• Rows:
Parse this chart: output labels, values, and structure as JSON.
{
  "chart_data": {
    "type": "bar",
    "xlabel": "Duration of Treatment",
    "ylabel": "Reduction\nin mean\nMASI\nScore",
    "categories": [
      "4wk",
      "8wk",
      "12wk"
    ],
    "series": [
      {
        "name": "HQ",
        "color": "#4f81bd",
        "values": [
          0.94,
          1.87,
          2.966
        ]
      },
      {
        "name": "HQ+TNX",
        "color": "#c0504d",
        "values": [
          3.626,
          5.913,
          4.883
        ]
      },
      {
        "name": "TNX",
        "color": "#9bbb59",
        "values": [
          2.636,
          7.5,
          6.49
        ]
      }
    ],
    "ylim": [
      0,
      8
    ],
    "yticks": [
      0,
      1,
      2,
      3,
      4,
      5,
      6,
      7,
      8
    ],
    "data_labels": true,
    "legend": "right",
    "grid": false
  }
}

• Exercise prompt:
From the listing above, pick out each line where the word "color" appears.

• Solved exercise:
        "color": "#4f81bd",
        "color": "#c0504d",
        "color": "#9bbb59",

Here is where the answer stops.